== GOAL OF THE EXERCISE ==
Lines containing "time" are to be counted. Give the number and nothing more.

== THE DATA ==
####
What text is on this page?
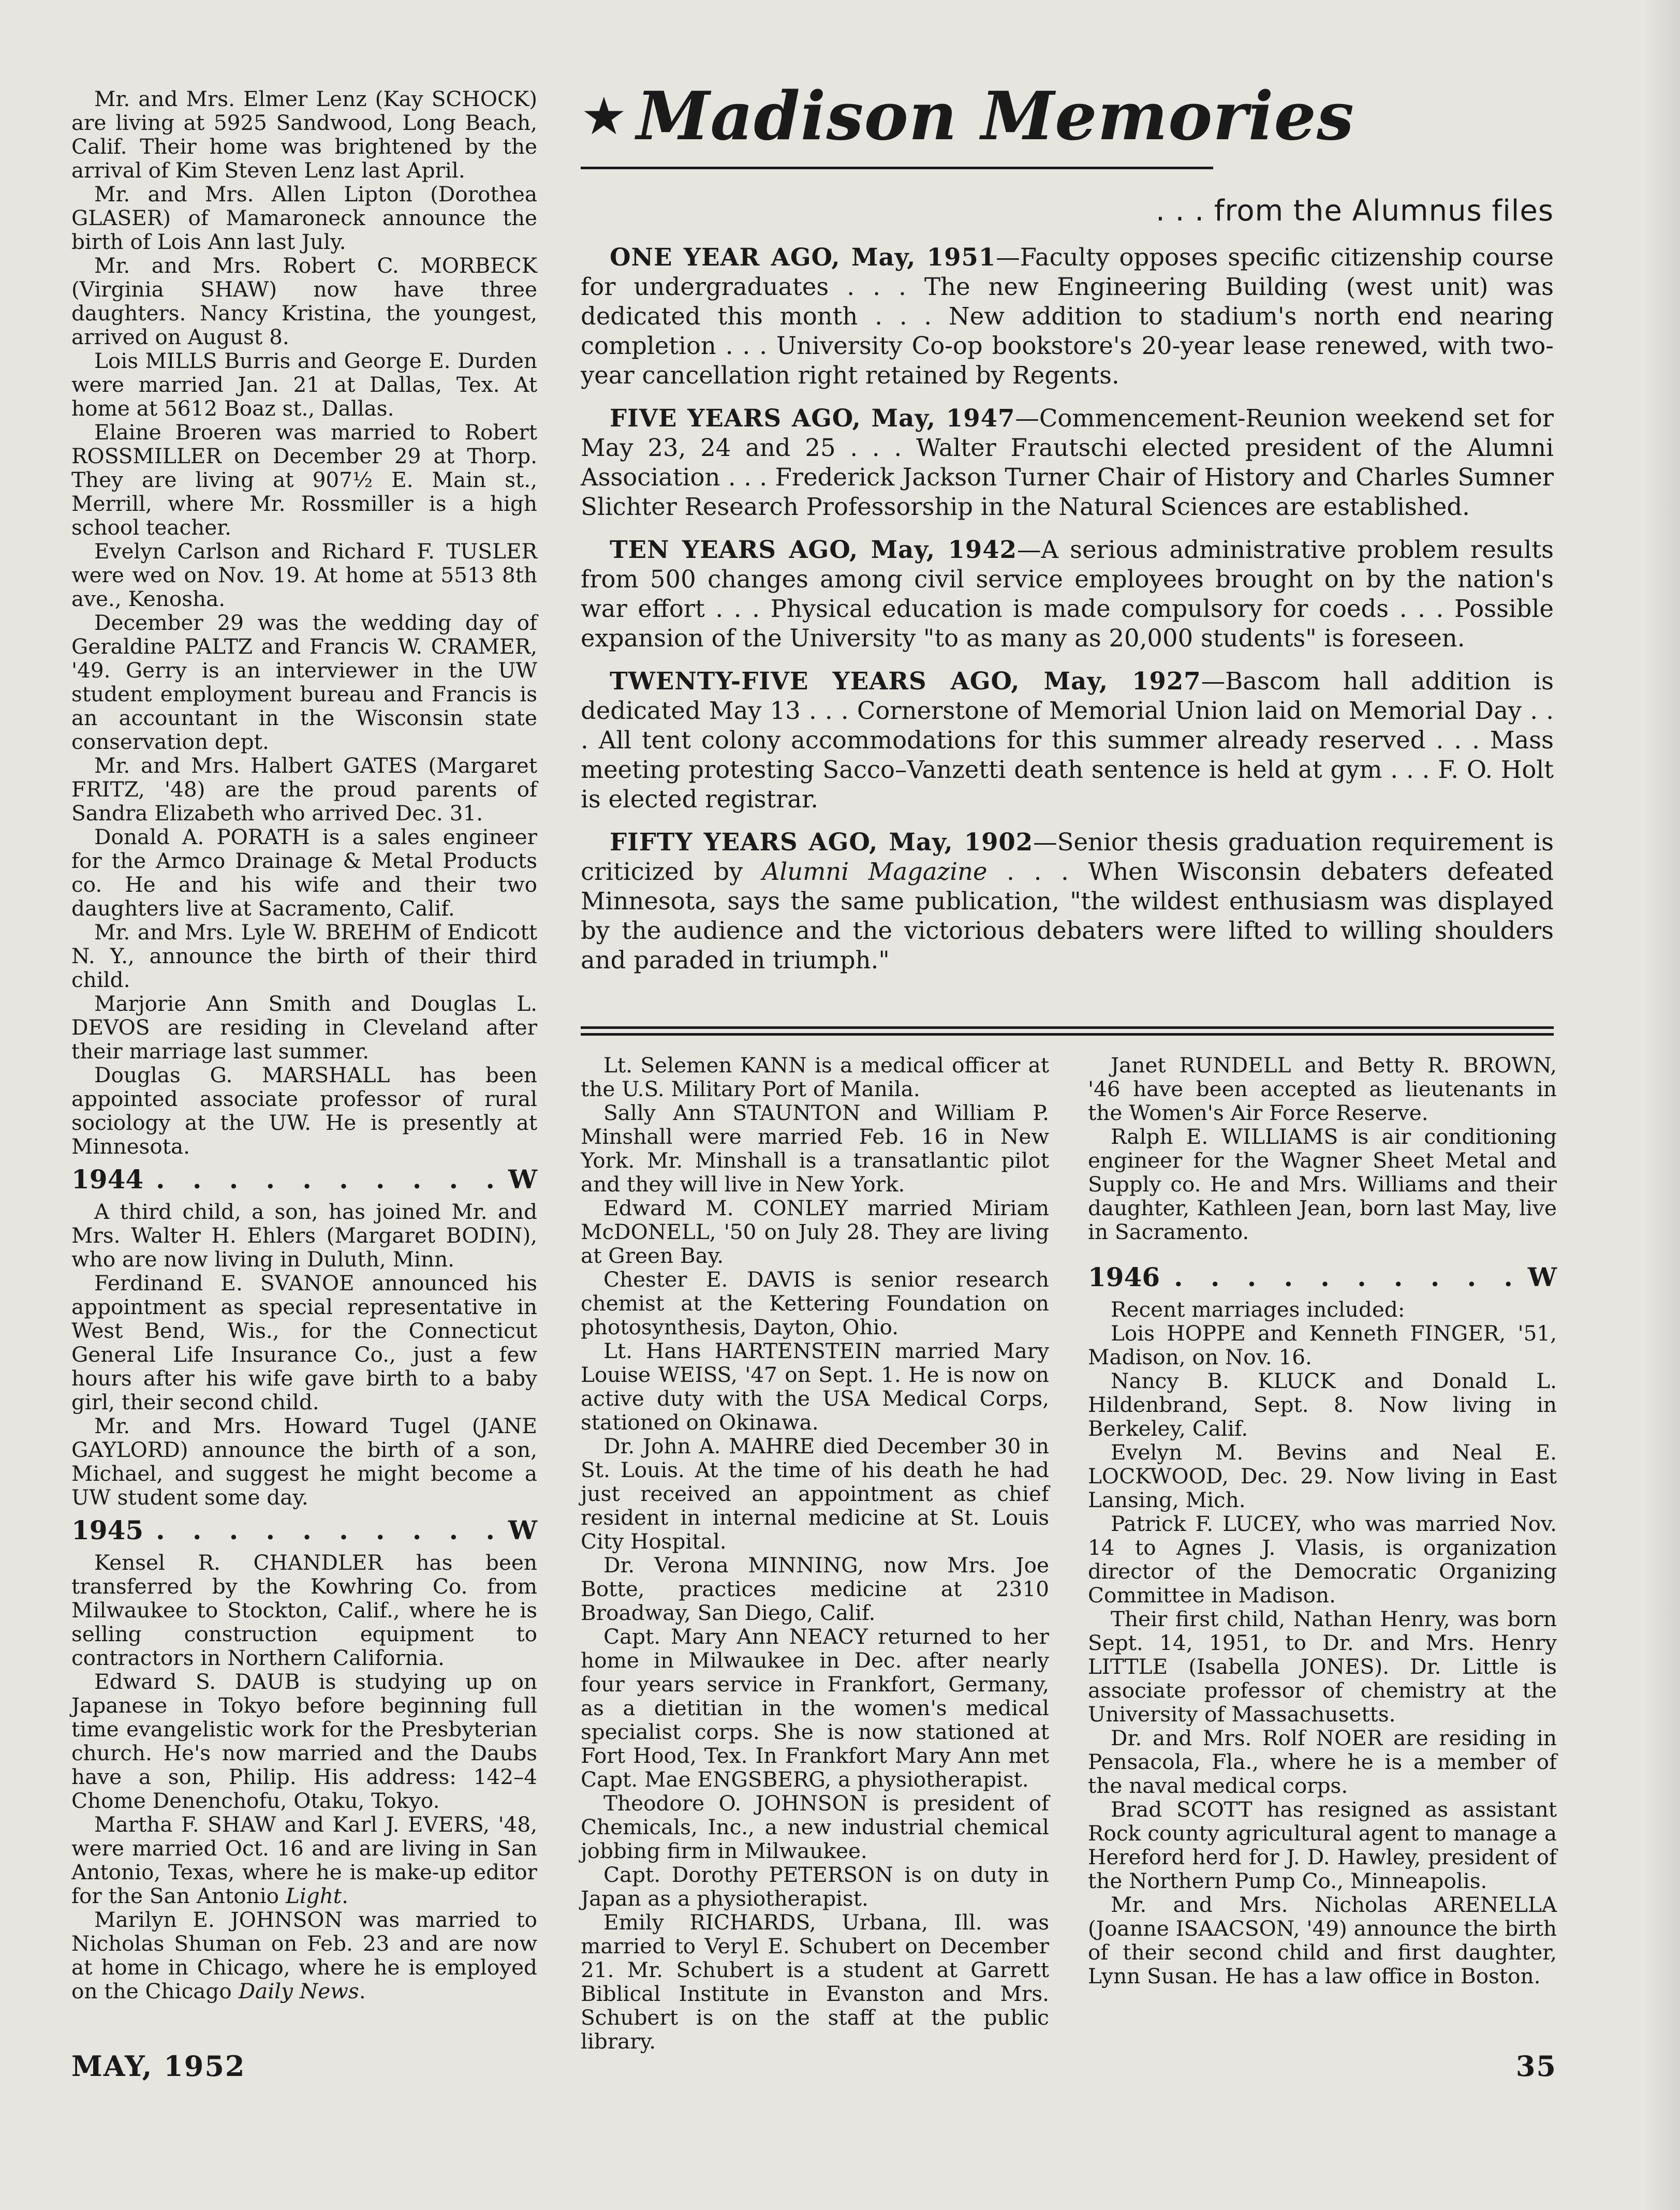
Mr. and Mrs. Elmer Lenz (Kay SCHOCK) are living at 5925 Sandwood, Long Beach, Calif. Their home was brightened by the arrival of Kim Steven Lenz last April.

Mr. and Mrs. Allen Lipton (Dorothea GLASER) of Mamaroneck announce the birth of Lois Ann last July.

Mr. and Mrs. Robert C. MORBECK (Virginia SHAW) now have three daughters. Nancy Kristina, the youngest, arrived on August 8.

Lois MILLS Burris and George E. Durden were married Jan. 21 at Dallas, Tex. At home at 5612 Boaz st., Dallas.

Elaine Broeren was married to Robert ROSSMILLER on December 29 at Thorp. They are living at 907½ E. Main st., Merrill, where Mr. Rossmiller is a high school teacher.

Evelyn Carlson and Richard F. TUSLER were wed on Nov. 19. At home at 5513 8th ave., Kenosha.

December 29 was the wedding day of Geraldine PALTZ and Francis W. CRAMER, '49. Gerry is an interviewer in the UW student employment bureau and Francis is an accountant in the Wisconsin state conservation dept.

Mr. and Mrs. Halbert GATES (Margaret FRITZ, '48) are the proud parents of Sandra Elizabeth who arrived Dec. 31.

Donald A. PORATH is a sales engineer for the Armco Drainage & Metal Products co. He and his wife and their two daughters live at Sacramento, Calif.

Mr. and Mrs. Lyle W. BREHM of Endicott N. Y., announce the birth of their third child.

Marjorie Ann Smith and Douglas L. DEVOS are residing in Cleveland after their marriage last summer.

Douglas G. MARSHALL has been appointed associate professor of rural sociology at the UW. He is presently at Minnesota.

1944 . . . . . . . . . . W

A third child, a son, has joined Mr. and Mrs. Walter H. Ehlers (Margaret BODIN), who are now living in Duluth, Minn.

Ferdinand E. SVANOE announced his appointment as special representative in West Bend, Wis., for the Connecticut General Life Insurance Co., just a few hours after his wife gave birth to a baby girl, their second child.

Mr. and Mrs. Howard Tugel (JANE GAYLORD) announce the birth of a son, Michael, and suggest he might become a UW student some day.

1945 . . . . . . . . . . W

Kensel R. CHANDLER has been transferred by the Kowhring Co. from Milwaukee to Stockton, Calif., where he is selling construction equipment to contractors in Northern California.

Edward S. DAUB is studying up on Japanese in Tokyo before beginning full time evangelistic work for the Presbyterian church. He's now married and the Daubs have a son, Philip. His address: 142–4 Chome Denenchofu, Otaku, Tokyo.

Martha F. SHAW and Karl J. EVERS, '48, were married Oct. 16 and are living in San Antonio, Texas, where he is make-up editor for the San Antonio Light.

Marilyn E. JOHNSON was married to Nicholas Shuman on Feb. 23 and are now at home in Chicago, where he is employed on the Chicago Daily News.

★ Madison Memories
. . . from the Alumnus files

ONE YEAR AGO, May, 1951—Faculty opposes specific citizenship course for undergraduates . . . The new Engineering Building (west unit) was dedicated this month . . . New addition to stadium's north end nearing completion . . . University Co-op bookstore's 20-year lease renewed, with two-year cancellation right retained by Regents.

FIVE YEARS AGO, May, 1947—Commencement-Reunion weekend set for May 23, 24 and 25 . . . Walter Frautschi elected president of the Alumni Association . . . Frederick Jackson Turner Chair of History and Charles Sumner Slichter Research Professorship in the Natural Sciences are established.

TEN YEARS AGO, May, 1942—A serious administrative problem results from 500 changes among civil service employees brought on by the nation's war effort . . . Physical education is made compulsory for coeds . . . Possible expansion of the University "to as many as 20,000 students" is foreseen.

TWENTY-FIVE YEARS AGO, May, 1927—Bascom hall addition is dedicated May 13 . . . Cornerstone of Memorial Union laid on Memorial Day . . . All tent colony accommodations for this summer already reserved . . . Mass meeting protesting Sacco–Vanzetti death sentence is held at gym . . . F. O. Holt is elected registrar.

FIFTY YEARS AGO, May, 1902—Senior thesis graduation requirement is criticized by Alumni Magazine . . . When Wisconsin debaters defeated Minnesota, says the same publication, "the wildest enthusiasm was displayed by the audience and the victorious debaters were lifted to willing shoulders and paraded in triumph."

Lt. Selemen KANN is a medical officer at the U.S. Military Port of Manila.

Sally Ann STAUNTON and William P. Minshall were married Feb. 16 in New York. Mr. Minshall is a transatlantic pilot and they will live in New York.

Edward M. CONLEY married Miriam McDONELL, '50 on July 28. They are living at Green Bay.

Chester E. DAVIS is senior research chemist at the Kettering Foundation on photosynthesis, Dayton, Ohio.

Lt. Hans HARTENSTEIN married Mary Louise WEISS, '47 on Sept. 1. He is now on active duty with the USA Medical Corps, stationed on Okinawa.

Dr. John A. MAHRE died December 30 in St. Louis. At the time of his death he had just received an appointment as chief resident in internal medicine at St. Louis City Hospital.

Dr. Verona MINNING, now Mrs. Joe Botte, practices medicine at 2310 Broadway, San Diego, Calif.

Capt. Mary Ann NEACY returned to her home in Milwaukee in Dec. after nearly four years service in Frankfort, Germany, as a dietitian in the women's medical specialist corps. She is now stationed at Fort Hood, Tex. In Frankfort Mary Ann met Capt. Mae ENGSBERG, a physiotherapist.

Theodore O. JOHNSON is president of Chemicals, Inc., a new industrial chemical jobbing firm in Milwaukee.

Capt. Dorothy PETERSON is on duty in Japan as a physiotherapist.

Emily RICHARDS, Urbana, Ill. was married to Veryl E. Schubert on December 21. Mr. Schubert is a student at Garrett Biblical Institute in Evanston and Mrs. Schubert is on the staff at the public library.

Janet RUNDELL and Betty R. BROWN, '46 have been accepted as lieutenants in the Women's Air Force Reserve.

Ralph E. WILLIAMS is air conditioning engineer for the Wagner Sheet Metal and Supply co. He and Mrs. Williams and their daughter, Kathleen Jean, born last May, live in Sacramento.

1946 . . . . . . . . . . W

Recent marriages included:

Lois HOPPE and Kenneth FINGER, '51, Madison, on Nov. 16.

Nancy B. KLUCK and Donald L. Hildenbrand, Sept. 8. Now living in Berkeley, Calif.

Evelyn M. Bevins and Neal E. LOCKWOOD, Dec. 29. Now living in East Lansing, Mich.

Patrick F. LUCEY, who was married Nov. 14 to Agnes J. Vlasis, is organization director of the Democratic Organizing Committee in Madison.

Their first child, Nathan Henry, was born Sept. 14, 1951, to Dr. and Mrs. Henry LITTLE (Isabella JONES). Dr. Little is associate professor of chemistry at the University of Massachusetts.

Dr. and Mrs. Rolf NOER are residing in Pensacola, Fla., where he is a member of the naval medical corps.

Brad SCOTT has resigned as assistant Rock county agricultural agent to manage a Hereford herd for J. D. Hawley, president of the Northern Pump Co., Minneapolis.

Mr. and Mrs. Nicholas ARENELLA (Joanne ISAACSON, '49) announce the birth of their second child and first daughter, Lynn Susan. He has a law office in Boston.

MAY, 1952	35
####
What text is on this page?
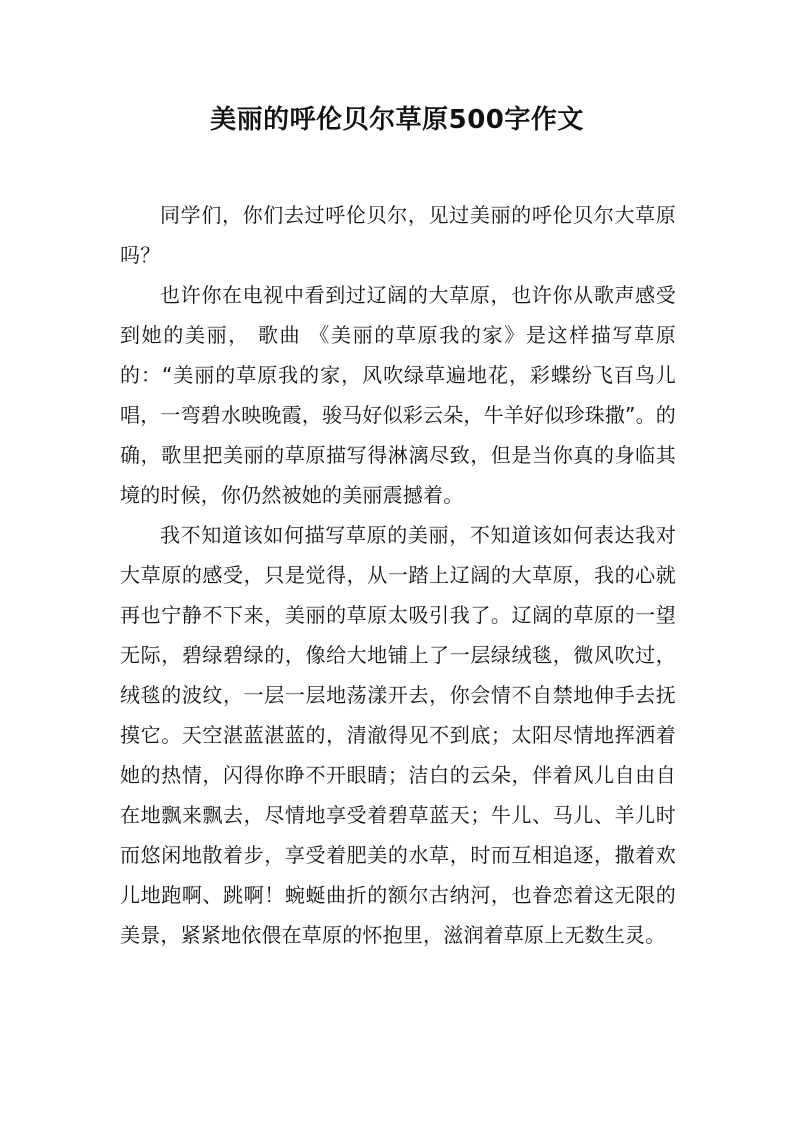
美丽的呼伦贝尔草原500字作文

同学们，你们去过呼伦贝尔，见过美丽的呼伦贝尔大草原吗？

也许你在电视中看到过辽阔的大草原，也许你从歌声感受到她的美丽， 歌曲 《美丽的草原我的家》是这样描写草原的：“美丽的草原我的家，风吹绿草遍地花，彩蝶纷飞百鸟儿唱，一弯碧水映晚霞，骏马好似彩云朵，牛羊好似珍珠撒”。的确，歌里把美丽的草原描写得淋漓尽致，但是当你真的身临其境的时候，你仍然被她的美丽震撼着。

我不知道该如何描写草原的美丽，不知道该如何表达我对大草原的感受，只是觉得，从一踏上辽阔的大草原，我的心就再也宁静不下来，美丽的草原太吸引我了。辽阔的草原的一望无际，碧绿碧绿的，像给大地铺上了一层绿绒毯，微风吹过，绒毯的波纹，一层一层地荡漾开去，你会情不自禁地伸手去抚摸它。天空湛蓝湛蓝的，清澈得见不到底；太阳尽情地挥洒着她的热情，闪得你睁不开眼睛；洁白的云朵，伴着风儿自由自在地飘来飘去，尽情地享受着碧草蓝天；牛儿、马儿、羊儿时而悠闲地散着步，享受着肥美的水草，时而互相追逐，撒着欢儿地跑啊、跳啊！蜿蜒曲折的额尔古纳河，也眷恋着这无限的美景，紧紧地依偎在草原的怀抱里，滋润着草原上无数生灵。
####
== SOLUTION TO THE EXERCISE ==
2